**WORK REQUIRED**
Give every entry again, unchanged, and leave its images out.

(Lines of data)
## START

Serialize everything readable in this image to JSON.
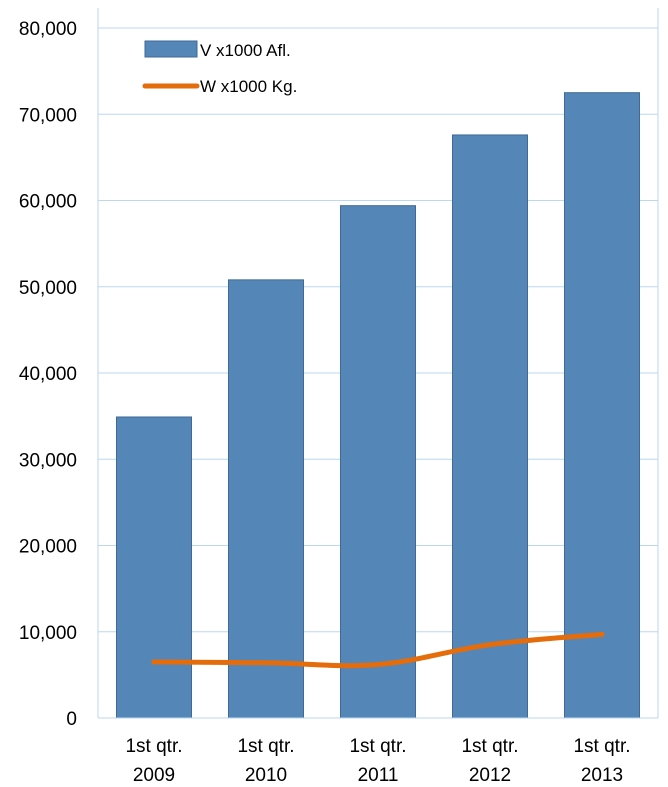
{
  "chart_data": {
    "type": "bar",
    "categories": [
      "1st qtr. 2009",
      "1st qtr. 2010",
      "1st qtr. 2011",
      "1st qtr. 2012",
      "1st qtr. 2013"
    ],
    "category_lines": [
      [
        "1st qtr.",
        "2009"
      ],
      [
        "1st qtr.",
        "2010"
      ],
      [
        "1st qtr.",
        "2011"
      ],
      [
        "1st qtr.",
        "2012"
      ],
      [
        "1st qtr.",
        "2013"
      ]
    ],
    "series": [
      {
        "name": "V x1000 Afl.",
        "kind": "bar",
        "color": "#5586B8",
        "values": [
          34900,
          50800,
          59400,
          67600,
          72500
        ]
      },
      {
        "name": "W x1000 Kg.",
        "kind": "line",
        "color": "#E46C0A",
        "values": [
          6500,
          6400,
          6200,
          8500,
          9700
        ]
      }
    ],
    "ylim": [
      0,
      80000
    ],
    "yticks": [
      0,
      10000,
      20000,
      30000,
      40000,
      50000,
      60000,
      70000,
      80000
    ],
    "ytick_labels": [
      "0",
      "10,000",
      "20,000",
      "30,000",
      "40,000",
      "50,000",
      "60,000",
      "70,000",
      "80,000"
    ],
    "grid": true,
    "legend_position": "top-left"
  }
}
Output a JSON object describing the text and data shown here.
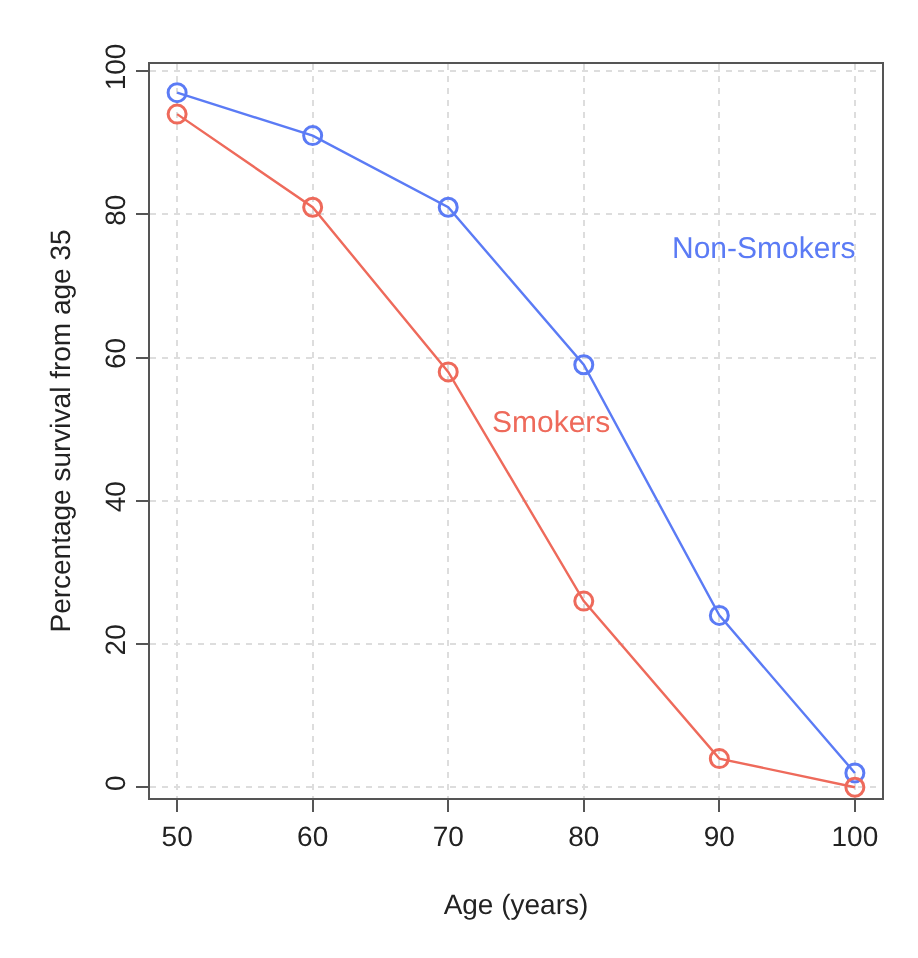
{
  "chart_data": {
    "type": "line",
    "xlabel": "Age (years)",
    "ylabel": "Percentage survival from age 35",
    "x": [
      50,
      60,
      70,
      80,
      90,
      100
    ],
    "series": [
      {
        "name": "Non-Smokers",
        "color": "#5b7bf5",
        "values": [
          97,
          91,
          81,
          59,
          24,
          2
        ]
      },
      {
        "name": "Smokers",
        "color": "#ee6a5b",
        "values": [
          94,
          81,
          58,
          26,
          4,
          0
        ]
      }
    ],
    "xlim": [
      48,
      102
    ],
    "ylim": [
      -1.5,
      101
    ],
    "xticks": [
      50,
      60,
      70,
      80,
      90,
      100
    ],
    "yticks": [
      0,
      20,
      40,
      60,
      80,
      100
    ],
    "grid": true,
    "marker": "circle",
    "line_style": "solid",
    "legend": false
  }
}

## END

**FINAL ANSWER**
Serialize everything readable in this image to JSON.
{
  "chart_data": {
    "type": "bar",
    "categories": [
      "1st qtr. 2009",
      "1st qtr. 2010",
      "1st qtr. 2011",
      "1st qtr. 2012",
      "1st qtr. 2013"
    ],
    "category_lines": [
      [
        "1st qtr.",
        "2009"
      ],
      [
        "1st qtr.",
        "2010"
      ],
      [
        "1st qtr.",
        "2011"
      ],
      [
        "1st qtr.",
        "2012"
      ],
      [
        "1st qtr.",
        "2013"
      ]
    ],
    "series": [
      {
        "name": "V x1000 Afl.",
        "kind": "bar",
        "color": "#5586B8",
        "values": [
          34900,
          50800,
          59400,
          67600,
          72500
        ]
      },
      {
        "name": "W x1000 Kg.",
        "kind": "line",
        "color": "#E46C0A",
        "values": [
          6500,
          6400,
          6200,
          8500,
          9700
        ]
      }
    ],
    "ylim": [
      0,
      80000
    ],
    "yticks": [
      0,
      10000,
      20000,
      30000,
      40000,
      50000,
      60000,
      70000,
      80000
    ],
    "ytick_labels": [
      "0",
      "10,000",
      "20,000",
      "30,000",
      "40,000",
      "50,000",
      "60,000",
      "70,000",
      "80,000"
    ],
    "grid": true,
    "legend_position": "top-left"
  }
}
Output a JSON object describing the text and data shown here.
{
  "chart_data": {
    "type": "line",
    "xlabel": "Age (years)",
    "ylabel": "Percentage survival from age 35",
    "x": [
      50,
      60,
      70,
      80,
      90,
      100
    ],
    "series": [
      {
        "name": "Non-Smokers",
        "color": "#5b7bf5",
        "values": [
          97,
          91,
          81,
          59,
          24,
          2
        ]
      },
      {
        "name": "Smokers",
        "color": "#ee6a5b",
        "values": [
          94,
          81,
          58,
          26,
          4,
          0
        ]
      }
    ],
    "xlim": [
      48,
      102
    ],
    "ylim": [
      -1.5,
      101
    ],
    "xticks": [
      50,
      60,
      70,
      80,
      90,
      100
    ],
    "yticks": [
      0,
      20,
      40,
      60,
      80,
      100
    ],
    "grid": true,
    "marker": "circle",
    "line_style": "solid",
    "legend": false
  }
}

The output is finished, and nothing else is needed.